# Page text
--

Introduction

Last day, we started talking about probabilistic analysis and randomized algorithms.
We considered the Hiring Problem which was to work out the total cost of interviewing n candidates, where if we find candidate `i+1` is better than the candidate so far we fire the candidate so far and hire `i+1`.
We assumed there was a cost `c_i` to interview a candidate and a code `c_h gt gt c_i` to hire and fire and candidates.
We said if `m` is the number of people hired then the total cost goes as `O(n cdot c_i + m cdot c_h)`.
Only `m` depends on the order of candidates. Asking for the expected value of this leads to a probabilistic analysis of this problem.
To do probabilistic analysis of our hiring problem, we begin by reviewing basic probability theory...

Probabilistic analysis

Probabilistic analysis is the use of probability to analyze problems.
One important issue is what is the distribution of inputs to the problem?
For instance, we could assume all orderings of candidates are equally likely.
That is, we consider all functions rank: `[1..n] |-> [1..n]` where `rank[i]` is supposed to be the `i`th candidate that we interview. So `langle rank(1), rank(2), ...rank(n) rangle` should be a permutation of of `langle 1,...,n rangle`.
There are `n!` many such permutations and we want each to be equally likely.
If this is the case, the ranks form a uniform random permutation.

Randomized algorithms

In order to use probabilistic analysis, we need to know something about the distribution of the inputs.
Unfortunately, often little is known about this distribution.

--

# To do
1. Return the passage from the lecture notes on probabilistic analysis, starting with "Probabilistic analysis is" and going on through "uniform random permutation.".
2. In the lecture notes on probabilistic analysis, what do the ranks form when all orderings of candidates are equally likely?
3. Extend the lecture notes on probabilistic analysis, picking up after their final sentence on the input distribution.
The items that follow come from a separate source.

[Dataset rows]

--

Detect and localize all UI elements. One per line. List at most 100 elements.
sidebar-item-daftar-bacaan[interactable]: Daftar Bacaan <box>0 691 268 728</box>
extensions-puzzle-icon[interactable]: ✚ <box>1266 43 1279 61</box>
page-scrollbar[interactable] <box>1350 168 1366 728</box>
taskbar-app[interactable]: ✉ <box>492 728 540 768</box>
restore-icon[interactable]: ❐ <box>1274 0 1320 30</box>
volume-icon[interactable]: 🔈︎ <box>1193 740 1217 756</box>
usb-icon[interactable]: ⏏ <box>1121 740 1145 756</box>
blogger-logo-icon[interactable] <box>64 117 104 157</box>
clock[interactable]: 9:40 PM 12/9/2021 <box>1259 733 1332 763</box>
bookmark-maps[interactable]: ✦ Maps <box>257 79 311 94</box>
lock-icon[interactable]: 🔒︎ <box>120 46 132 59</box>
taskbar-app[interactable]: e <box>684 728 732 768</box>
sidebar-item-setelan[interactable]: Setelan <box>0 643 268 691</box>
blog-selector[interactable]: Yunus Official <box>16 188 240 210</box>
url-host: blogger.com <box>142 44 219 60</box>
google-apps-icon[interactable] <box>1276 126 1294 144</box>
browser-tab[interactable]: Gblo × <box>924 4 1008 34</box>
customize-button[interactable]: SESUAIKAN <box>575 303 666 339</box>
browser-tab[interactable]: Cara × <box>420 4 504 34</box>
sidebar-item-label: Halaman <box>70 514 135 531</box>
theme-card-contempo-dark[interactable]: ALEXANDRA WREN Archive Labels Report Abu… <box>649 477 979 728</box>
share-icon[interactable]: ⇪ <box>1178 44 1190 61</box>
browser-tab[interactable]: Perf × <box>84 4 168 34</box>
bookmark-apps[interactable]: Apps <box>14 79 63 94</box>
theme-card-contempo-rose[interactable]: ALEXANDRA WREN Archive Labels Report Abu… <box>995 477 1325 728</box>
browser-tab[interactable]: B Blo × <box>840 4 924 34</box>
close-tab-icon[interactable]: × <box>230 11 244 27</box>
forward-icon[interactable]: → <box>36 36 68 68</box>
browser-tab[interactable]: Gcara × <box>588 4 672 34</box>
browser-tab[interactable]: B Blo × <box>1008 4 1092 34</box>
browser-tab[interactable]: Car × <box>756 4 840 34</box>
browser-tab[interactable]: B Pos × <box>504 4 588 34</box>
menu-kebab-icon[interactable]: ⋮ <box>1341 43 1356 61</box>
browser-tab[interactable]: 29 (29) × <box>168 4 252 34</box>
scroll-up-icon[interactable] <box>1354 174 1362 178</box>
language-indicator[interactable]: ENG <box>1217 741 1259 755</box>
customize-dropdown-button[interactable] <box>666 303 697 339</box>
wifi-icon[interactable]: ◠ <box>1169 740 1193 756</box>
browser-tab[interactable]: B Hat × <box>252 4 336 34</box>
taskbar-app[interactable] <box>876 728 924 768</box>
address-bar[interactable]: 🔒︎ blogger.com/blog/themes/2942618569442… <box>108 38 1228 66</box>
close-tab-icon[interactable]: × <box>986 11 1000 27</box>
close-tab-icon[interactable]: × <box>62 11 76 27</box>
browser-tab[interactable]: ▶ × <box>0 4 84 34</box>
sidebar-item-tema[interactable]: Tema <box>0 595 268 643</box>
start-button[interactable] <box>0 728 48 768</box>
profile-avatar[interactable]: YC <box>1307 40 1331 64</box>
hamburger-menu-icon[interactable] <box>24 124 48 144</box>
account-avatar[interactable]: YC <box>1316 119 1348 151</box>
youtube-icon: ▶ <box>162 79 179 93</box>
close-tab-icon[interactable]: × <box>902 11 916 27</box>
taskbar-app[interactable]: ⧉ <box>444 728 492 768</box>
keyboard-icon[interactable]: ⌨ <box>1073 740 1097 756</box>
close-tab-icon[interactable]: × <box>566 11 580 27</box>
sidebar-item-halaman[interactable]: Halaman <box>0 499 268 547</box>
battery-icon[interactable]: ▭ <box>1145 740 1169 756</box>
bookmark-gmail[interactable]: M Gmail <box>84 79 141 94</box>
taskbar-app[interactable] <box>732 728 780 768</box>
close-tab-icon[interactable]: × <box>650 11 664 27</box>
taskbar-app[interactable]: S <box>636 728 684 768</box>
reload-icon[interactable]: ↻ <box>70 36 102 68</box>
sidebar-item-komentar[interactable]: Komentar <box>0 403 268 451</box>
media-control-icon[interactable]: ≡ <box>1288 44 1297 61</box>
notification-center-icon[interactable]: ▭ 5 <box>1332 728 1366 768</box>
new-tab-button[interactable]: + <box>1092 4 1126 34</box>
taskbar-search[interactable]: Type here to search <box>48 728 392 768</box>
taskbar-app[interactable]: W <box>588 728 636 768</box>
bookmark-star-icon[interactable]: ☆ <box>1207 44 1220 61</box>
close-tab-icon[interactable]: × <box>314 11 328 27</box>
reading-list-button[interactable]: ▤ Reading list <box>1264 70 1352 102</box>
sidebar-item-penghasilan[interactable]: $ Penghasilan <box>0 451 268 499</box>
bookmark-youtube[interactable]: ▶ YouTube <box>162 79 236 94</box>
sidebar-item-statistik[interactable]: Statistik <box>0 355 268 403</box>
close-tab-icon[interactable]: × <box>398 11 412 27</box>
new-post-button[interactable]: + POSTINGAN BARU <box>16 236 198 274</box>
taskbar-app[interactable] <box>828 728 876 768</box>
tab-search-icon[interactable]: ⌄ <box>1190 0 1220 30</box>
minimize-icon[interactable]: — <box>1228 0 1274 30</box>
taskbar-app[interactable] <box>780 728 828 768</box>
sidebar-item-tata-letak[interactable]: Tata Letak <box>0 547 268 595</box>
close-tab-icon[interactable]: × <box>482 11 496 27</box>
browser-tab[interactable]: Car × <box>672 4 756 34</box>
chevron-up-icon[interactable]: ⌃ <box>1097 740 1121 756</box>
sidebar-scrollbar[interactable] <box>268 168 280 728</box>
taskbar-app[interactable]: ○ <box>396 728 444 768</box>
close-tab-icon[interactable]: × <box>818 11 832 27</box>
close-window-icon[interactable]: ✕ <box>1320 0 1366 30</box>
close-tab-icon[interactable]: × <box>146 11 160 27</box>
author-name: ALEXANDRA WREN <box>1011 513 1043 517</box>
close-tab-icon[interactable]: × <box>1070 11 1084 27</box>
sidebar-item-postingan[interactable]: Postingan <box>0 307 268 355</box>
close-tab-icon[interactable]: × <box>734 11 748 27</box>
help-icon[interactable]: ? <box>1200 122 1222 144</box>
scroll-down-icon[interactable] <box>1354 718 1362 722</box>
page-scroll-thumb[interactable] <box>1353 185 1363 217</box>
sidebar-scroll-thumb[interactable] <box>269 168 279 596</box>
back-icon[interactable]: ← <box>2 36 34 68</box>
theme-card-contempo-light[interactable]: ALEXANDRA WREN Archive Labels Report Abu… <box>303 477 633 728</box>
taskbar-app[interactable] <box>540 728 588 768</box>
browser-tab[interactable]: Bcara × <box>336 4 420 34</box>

--

# Responses in order
1.
Probabilistic analysis is the use of probability to analyze problems.
One important issue is what is the distribution of inputs to the problem?
For instance, we could assume all orderings of candidates are equally likely.
That is, we consider all functions rank: `[1..n] |-> [1..n]` where `rank[i]` is supposed to be the `i`th candidate that we interview. So `langle rank(1), rank(2), ...rank(n) rangle` should be a permutation of of `langle 1,...,n rangle`.
There are `n!` many such permutations and we want each to be equally likely.
If this is the case, the ranks form a uniform random permutation.

2. A uniform random permutation.

3.
We can nevertheless use probability and analysis as a tool for algorithm design by having the algorithm we run do some kind of randomization of the inputs.
This could be done with a random number generator.
For example, we could assume we have primitive function Random(a,b) which returns an integer between integers a and b inclusive with equally likelihood.
Algorithms which make use of such a generator are called randomized algorithms.
In our hiring example we could try to use such a generator to create a random permutation of the input and then run the hiring algorithm on that.

Distributions

To do probabilistic analysis and to understand randomized algorithms, we need to know a little probability -- so let's review.

A sample space `S` will for us be some collection on elementary events. For instance, results of coin flips.
An event `E` is any subset of `S`.
For example, if `S={HH, TH, HT, T\T}`, an event might be `{TH, HT}`
A probability distribution `Pr_S{}` on `S` is a mapping from events on `S` to the real numbers satisfying for any events `A` and `B`:
1. `Pr_S{A} ge 0`
2. `Pr_S{S} = 1`
3. `Pr_S{A cup B} = Pr_S{A} + Pr_S{B}` if `A cap B= emptyset`
Notice `1 = Pr_S{S cup emptyset} = Pr_S{S} + Pr_S{emptyset} = 1 + Pr_S{emptyset}`. So `Pr_S{emptyset} = 0`.
Let `bar(A)` denote the complement of `A` in `S` -- all the elements of `S` that are not in `A`.
Notice `1 = Pr_S{S}= Pr_S{bar(A) cup A} = Pr_S{bar(A)} + Pr_S{A}`. So `Pr_S{bar(A)} = 1 - Pr_S{A}`.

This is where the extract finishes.